• Directions for this task:
Every line that contains the word "issue" should be copied.

• Stored records:
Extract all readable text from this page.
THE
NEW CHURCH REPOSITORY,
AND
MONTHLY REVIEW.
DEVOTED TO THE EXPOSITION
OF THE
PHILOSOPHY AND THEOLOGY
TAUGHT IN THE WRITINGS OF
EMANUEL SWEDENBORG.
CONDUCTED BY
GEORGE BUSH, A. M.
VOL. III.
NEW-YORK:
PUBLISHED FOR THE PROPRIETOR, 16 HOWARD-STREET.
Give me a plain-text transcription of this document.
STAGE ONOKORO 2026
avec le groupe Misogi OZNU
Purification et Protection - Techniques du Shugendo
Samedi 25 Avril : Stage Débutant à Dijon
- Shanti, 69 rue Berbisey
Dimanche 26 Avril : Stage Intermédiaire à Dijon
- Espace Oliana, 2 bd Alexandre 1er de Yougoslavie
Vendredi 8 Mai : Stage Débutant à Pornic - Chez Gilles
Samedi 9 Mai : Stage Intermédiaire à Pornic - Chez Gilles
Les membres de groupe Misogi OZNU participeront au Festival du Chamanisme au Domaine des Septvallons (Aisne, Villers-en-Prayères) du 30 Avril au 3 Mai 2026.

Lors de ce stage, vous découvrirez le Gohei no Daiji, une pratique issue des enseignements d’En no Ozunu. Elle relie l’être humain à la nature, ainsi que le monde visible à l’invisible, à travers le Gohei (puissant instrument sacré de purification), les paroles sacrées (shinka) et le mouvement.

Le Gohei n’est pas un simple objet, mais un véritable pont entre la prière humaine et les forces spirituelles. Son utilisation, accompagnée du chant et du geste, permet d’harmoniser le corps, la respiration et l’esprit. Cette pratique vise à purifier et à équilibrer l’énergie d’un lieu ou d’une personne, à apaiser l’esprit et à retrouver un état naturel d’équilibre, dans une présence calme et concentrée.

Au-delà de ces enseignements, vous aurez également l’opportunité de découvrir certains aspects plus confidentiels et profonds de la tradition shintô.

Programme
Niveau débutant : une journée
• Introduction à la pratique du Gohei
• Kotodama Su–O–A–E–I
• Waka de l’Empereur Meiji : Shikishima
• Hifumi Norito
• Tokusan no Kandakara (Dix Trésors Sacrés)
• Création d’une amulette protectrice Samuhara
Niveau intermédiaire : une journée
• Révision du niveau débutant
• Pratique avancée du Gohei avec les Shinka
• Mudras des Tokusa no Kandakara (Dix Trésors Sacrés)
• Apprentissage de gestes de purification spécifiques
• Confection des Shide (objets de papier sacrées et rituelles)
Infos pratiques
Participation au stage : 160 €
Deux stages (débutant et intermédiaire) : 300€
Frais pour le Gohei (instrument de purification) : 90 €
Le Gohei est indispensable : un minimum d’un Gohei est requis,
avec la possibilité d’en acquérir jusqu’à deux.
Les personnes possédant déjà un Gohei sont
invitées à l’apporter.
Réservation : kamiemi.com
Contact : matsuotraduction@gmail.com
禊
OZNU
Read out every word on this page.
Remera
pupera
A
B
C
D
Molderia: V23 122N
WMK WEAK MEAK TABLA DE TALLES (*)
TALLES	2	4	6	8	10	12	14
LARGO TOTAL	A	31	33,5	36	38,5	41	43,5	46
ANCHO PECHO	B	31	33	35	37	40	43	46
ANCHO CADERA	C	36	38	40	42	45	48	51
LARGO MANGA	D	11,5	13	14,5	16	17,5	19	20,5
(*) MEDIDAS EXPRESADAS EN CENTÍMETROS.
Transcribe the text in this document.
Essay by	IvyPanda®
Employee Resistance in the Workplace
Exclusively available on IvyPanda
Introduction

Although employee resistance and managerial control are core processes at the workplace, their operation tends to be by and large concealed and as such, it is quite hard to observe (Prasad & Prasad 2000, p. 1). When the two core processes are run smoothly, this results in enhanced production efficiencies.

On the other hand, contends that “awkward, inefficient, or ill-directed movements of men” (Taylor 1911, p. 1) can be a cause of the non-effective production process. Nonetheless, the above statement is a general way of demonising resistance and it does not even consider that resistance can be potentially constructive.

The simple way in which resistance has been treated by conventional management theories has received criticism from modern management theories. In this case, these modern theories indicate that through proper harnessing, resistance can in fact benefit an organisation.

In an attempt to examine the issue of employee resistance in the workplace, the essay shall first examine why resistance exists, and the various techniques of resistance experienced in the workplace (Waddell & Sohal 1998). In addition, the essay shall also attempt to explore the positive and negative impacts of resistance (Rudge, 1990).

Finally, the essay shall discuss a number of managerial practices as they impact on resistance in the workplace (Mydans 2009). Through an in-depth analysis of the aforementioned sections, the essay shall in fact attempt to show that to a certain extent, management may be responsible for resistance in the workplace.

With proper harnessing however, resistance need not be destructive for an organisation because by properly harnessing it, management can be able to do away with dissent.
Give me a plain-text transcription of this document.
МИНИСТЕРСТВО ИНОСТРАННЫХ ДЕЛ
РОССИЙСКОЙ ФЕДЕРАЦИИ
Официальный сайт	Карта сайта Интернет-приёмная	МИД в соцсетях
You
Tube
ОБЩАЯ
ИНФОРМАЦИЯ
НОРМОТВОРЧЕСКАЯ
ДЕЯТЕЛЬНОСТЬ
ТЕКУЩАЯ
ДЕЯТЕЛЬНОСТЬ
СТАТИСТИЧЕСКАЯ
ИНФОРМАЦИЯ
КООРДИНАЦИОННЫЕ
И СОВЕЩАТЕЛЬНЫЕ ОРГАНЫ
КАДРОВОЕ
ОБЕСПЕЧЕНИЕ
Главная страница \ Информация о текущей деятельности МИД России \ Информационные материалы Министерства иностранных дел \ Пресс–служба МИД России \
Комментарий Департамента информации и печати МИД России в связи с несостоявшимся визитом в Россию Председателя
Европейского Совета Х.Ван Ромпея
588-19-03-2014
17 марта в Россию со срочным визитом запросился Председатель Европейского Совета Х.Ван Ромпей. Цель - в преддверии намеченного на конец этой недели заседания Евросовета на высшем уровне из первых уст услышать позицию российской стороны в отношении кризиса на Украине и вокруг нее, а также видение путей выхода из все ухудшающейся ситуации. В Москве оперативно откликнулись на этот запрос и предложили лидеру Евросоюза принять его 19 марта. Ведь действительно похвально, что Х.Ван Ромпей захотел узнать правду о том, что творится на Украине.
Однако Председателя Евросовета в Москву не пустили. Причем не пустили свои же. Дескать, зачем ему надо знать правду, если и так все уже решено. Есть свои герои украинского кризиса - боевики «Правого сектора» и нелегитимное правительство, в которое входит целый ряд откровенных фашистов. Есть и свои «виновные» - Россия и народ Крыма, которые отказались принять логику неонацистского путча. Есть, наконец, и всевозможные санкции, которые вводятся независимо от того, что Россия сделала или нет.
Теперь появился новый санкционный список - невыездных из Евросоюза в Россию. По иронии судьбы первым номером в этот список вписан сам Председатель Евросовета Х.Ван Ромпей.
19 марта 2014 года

• Full solution:
Lors de ce stage, vous découvrirez le Gohei no Daiji, une pratique issue des enseignements d’En no Ozunu. Elle relie l’être humain à la nature, ainsi que le monde visible à l’invisible, à travers le Gohei (puissant instrument sacré de purification), les paroles sacrées (shinka) et le mouvement.
In an attempt to examine the issue of employee resistance in the workplace, the essay shall first examine why resistance exists, and the various techniques of resistance experienced in the workplace (Waddell & Sohal 1998). In addition, the essay shall also attempt to explore the positive and negative impacts of resistance (Rudge, 1990).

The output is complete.